### Required task
Find the string "icons" in the data, then copy every line where it is found.

### Input material

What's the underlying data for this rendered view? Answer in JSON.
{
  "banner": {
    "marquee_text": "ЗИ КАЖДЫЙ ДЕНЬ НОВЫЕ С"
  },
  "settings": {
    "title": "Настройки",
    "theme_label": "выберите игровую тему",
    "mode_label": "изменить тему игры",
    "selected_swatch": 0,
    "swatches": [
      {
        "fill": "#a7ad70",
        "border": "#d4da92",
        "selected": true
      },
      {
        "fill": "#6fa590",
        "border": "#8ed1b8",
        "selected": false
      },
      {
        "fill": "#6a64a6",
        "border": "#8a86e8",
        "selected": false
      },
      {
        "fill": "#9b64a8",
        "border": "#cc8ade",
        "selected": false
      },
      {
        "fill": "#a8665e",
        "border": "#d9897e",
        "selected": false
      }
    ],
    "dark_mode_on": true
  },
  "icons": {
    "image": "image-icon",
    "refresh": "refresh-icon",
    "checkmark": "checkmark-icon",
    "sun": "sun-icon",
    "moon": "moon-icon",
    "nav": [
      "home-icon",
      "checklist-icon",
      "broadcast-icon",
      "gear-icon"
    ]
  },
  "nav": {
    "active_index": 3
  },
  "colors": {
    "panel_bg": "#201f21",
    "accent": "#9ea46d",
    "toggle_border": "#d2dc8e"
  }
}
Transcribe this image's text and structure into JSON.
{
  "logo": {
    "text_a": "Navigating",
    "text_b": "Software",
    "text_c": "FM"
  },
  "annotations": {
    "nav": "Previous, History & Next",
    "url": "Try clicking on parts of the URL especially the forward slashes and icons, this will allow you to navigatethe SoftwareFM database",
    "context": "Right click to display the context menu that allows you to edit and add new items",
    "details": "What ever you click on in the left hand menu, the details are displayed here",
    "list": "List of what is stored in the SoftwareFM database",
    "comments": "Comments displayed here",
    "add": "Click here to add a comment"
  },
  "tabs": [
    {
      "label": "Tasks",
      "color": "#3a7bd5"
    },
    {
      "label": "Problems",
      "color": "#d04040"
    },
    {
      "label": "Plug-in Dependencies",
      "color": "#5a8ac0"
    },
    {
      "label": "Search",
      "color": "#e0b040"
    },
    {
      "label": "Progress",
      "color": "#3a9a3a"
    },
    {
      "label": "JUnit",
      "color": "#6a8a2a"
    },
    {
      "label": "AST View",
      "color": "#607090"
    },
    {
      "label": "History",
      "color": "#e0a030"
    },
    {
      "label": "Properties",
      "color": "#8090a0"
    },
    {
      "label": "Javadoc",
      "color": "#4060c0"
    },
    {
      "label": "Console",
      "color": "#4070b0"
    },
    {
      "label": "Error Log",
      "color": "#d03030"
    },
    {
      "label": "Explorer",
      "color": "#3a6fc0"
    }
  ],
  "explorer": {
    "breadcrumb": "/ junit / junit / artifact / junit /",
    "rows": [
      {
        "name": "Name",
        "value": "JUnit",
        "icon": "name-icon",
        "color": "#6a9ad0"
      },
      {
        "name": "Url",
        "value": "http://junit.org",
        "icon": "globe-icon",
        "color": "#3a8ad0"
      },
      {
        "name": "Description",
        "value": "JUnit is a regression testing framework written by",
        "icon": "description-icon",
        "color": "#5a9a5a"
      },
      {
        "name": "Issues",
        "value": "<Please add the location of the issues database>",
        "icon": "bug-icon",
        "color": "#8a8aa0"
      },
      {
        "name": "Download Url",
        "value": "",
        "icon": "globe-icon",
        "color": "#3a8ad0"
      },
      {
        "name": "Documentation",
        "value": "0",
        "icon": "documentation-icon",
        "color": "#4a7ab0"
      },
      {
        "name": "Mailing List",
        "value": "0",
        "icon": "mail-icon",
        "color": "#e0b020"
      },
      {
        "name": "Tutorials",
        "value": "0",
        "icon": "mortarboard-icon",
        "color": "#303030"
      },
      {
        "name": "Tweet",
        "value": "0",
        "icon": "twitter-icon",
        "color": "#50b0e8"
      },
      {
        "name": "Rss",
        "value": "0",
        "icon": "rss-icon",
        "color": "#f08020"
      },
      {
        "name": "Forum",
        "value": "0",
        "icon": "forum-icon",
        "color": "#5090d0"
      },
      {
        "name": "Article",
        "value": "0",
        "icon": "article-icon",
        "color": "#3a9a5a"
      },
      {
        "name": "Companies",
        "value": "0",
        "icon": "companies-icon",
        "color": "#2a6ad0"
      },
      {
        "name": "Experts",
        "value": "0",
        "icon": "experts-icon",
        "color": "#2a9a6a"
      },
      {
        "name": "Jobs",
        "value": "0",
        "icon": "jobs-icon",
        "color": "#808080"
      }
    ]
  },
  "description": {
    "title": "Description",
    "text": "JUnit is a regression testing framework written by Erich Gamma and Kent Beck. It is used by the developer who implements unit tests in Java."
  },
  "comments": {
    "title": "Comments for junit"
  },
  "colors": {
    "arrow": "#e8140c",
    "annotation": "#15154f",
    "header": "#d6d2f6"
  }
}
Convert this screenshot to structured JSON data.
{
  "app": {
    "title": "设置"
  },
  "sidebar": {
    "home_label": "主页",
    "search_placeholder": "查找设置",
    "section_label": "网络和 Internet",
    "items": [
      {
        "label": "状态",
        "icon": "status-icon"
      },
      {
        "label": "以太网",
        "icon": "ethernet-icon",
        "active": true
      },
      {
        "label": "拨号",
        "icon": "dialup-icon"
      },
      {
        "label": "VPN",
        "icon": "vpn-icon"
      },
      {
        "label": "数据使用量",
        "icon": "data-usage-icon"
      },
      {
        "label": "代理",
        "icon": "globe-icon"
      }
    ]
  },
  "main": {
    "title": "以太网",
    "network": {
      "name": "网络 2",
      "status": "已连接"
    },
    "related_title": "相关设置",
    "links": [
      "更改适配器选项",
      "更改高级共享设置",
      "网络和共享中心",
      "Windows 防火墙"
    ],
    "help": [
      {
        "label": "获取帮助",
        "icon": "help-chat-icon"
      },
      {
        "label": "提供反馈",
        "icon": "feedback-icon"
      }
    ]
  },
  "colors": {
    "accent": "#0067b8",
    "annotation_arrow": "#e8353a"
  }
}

### The result
  "icons": {
    "url": "Try clicking on parts of the URL especially the forward slashes and icons, this will allow you to navigatethe SoftwareFM database",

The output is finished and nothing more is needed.